*Provided material:*
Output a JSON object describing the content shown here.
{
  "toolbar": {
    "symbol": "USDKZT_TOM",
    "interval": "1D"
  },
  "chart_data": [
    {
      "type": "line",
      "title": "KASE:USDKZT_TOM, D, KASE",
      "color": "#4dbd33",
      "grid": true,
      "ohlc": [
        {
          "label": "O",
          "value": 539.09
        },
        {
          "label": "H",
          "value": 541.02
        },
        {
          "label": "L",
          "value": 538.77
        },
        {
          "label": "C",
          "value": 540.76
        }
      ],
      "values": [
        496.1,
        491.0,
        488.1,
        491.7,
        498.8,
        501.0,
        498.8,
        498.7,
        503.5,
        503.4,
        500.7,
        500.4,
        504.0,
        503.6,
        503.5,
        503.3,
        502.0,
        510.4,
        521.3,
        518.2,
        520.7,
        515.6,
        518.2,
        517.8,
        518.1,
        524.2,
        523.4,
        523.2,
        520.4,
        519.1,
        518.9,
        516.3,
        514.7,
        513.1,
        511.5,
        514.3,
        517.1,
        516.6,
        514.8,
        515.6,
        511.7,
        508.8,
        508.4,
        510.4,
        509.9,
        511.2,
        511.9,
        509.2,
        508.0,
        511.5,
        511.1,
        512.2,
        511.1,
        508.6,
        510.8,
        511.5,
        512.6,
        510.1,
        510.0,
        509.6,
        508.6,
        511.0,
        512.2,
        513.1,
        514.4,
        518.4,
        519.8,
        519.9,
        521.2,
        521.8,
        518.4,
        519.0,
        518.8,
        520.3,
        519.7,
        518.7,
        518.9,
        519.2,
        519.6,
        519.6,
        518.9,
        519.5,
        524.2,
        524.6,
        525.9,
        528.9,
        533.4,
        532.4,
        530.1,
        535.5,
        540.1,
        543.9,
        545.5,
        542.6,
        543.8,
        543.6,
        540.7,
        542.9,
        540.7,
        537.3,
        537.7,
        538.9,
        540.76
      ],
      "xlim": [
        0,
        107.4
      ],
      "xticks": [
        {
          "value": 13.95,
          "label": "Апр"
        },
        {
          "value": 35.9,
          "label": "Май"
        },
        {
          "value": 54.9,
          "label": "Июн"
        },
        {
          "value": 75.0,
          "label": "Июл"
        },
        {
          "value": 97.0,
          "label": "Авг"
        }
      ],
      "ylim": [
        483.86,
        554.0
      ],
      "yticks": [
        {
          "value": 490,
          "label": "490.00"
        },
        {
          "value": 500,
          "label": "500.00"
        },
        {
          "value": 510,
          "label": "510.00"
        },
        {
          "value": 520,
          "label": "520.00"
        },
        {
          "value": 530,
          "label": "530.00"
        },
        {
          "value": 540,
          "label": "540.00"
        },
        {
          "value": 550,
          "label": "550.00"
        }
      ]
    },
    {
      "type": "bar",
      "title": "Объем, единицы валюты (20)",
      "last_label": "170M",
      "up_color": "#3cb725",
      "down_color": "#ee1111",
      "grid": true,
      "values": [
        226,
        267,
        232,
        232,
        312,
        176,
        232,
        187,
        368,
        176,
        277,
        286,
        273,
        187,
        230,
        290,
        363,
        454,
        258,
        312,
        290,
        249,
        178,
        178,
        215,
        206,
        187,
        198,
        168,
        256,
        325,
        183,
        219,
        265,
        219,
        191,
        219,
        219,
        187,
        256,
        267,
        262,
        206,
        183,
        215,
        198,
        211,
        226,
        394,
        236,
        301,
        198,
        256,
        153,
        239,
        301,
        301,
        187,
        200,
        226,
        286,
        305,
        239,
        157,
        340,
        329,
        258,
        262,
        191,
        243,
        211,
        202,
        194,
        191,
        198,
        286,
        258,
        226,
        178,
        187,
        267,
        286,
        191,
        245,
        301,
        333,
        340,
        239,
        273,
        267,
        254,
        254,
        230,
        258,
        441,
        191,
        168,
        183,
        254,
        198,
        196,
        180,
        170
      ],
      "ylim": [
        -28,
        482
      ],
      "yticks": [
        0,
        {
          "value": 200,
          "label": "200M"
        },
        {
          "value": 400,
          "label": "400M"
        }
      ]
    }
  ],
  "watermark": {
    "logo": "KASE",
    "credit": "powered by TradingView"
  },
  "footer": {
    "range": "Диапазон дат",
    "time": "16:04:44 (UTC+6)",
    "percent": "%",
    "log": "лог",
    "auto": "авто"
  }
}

*Problem statement:*
Set down the listing in full, keeping every word exactly as it is.

*Written solution:*
Output a JSON object describing the content shown here.
{
  "toolbar": {
    "symbol": "USDKZT_TOM",
    "interval": "1D"
  },
  "chart_data": [
    {
      "type": "line",
      "title": "KASE:USDKZT_TOM, D, KASE",
      "color": "#4dbd33",
      "grid": true,
      "ohlc": [
        {
          "label": "O",
          "value": 539.09
        },
        {
          "label": "H",
          "value": 541.02
        },
        {
          "label": "L",
          "value": 538.77
        },
        {
          "label": "C",
          "value": 540.76
        }
      ],
      "values": [
        496.1,
        491.0,
        488.1,
        491.7,
        498.8,
        501.0,
        498.8,
        498.7,
        503.5,
        503.4,
        500.7,
        500.4,
        504.0,
        503.6,
        503.5,
        503.3,
        502.0,
        510.4,
        521.3,
        518.2,
        520.7,
        515.6,
        518.2,
        517.8,
        518.1,
        524.2,
        523.4,
        523.2,
        520.4,
        519.1,
        518.9,
        516.3,
        514.7,
        513.1,
        511.5,
        514.3,
        517.1,
        516.6,
        514.8,
        515.6,
        511.7,
        508.8,
        508.4,
        510.4,
        509.9,
        511.2,
        511.9,
        509.2,
        508.0,
        511.5,
        511.1,
        512.2,
        511.1,
        508.6,
        510.8,
        511.5,
        512.6,
        510.1,
        510.0,
        509.6,
        508.6,
        511.0,
        512.2,
        513.1,
        514.4,
        518.4,
        519.8,
        519.9,
        521.2,
        521.8,
        518.4,
        519.0,
        518.8,
        520.3,
        519.7,
        518.7,
        518.9,
        519.2,
        519.6,
        519.6,
        518.9,
        519.5,
        524.2,
        524.6,
        525.9,
        528.9,
        533.4,
        532.4,
        530.1,
        535.5,
        540.1,
        543.9,
        545.5,
        542.6,
        543.8,
        543.6,
        540.7,
        542.9,
        540.7,
        537.3,
        537.7,
        538.9,
        540.76
      ],
      "xlim": [
        0,
        107.4
      ],
      "xticks": [
        {
          "value": 13.95,
          "label": "Апр"
        },
        {
          "value": 35.9,
          "label": "Май"
        },
        {
          "value": 54.9,
          "label": "Июн"
        },
        {
          "value": 75.0,
          "label": "Июл"
        },
        {
          "value": 97.0,
          "label": "Авг"
        }
      ],
      "ylim": [
        483.86,
        554.0
      ],
      "yticks": [
        {
          "value": 490,
          "label": "490.00"
        },
        {
          "value": 500,
          "label": "500.00"
        },
        {
          "value": 510,
          "label": "510.00"
        },
        {
          "value": 520,
          "label": "520.00"
        },
        {
          "value": 530,
          "label": "530.00"
        },
        {
          "value": 540,
          "label": "540.00"
        },
        {
          "value": 550,
          "label": "550.00"
        }
      ]
    },
    {
      "type": "bar",
      "title": "Объем, единицы валюты (20)",
      "last_label": "170M",
      "up_color": "#3cb725",
      "down_color": "#ee1111",
      "grid": true,
      "values": [
        226,
        267,
        232,
        232,
        312,
        176,
        232,
        187,
        368,
        176,
        277,
        286,
        273,
        187,
        230,
        290,
        363,
        454,
        258,
        312,
        290,
        249,
        178,
        178,
        215,
        206,
        187,
        198,
        168,
        256,
        325,
        183,
        219,
        265,
        219,
        191,
        219,
        219,
        187,
        256,
        267,
        262,
        206,
        183,
        215,
        198,
        211,
        226,
        394,
        236,
        301,
        198,
        256,
        153,
        239,
        301,
        301,
        187,
        200,
        226,
        286,
        305,
        239,
        157,
        340,
        329,
        258,
        262,
        191,
        243,
        211,
        202,
        194,
        191,
        198,
        286,
        258,
        226,
        178,
        187,
        267,
        286,
        191,
        245,
        301,
        333,
        340,
        239,
        273,
        267,
        254,
        254,
        230,
        258,
        441,
        191,
        168,
        183,
        254,
        198,
        196,
        180,
        170
      ],
      "ylim": [
        -28,
        482
      ],
      "yticks": [
        0,
        {
          "value": 200,
          "label": "200M"
        },
        {
          "value": 400,
          "label": "400M"
        }
      ]
    }
  ],
  "watermark": {
    "logo": "KASE",
    "credit": "powered by TradingView"
  },
  "footer": {
    "range": "Диапазон дат",
    "time": "16:04:44 (UTC+6)",
    "percent": "%",
    "log": "лог",
    "auto": "авто"
  }
}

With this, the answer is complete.